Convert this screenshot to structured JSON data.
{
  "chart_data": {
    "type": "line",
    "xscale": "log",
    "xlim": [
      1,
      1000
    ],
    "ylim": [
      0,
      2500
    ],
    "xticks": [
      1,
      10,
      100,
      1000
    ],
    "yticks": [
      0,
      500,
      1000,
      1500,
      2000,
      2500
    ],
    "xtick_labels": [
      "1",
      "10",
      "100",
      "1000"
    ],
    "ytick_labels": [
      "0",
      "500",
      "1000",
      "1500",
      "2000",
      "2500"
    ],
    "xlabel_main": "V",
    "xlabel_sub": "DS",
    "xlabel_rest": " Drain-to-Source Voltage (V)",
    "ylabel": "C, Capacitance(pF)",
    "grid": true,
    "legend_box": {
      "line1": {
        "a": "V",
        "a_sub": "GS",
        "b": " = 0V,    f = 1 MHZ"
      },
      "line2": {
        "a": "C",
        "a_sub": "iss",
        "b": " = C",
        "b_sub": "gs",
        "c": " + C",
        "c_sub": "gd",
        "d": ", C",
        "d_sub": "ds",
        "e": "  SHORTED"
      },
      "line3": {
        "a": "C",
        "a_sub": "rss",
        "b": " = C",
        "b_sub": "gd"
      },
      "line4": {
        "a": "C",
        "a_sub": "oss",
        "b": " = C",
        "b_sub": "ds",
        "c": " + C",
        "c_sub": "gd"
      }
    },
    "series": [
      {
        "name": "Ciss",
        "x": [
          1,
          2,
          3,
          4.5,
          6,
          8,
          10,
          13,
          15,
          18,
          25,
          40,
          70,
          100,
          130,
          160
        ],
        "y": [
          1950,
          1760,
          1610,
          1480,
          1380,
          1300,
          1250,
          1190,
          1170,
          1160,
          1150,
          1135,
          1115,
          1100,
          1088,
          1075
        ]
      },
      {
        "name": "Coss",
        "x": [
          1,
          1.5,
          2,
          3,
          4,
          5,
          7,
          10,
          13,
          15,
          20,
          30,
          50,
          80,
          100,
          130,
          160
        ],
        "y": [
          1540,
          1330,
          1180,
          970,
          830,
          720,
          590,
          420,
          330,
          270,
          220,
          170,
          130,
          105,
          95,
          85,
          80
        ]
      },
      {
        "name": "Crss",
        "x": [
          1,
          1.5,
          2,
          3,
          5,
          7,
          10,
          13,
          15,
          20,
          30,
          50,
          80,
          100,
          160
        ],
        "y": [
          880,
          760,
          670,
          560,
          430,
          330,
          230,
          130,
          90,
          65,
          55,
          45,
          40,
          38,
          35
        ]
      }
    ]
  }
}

_Challenge_. Transcribe every entry exactly, omitting nothing.

_Full answer_.
Convert this screenshot to structured JSON data.
{
  "chart_data": {
    "type": "line",
    "xscale": "log",
    "xlim": [
      1,
      1000
    ],
    "ylim": [
      0,
      2500
    ],
    "xticks": [
      1,
      10,
      100,
      1000
    ],
    "yticks": [
      0,
      500,
      1000,
      1500,
      2000,
      2500
    ],
    "xtick_labels": [
      "1",
      "10",
      "100",
      "1000"
    ],
    "ytick_labels": [
      "0",
      "500",
      "1000",
      "1500",
      "2000",
      "2500"
    ],
    "xlabel_main": "V",
    "xlabel_sub": "DS",
    "xlabel_rest": " Drain-to-Source Voltage (V)",
    "ylabel": "C, Capacitance(pF)",
    "grid": true,
    "legend_box": {
      "line1": {
        "a": "V",
        "a_sub": "GS",
        "b": " = 0V,    f = 1 MHZ"
      },
      "line2": {
        "a": "C",
        "a_sub": "iss",
        "b": " = C",
        "b_sub": "gs",
        "c": " + C",
        "c_sub": "gd",
        "d": ", C",
        "d_sub": "ds",
        "e": "  SHORTED"
      },
      "line3": {
        "a": "C",
        "a_sub": "rss",
        "b": " = C",
        "b_sub": "gd"
      },
      "line4": {
        "a": "C",
        "a_sub": "oss",
        "b": " = C",
        "b_sub": "ds",
        "c": " + C",
        "c_sub": "gd"
      }
    },
    "series": [
      {
        "name": "Ciss",
        "x": [
          1,
          2,
          3,
          4.5,
          6,
          8,
          10,
          13,
          15,
          18,
          25,
          40,
          70,
          100,
          130,
          160
        ],
        "y": [
          1950,
          1760,
          1610,
          1480,
          1380,
          1300,
          1250,
          1190,
          1170,
          1160,
          1150,
          1135,
          1115,
          1100,
          1088,
          1075
        ]
      },
      {
        "name": "Coss",
        "x": [
          1,
          1.5,
          2,
          3,
          4,
          5,
          7,
          10,
          13,
          15,
          20,
          30,
          50,
          80,
          100,
          130,
          160
        ],
        "y": [
          1540,
          1330,
          1180,
          970,
          830,
          720,
          590,
          420,
          330,
          270,
          220,
          170,
          130,
          105,
          95,
          85,
          80
        ]
      },
      {
        "name": "Crss",
        "x": [
          1,
          1.5,
          2,
          3,
          5,
          7,
          10,
          13,
          15,
          20,
          30,
          50,
          80,
          100,
          160
        ],
        "y": [
          880,
          760,
          670,
          560,
          430,
          330,
          230,
          130,
          90,
          65,
          55,
          45,
          40,
          38,
          35
        ]
      }
    ]
  }
}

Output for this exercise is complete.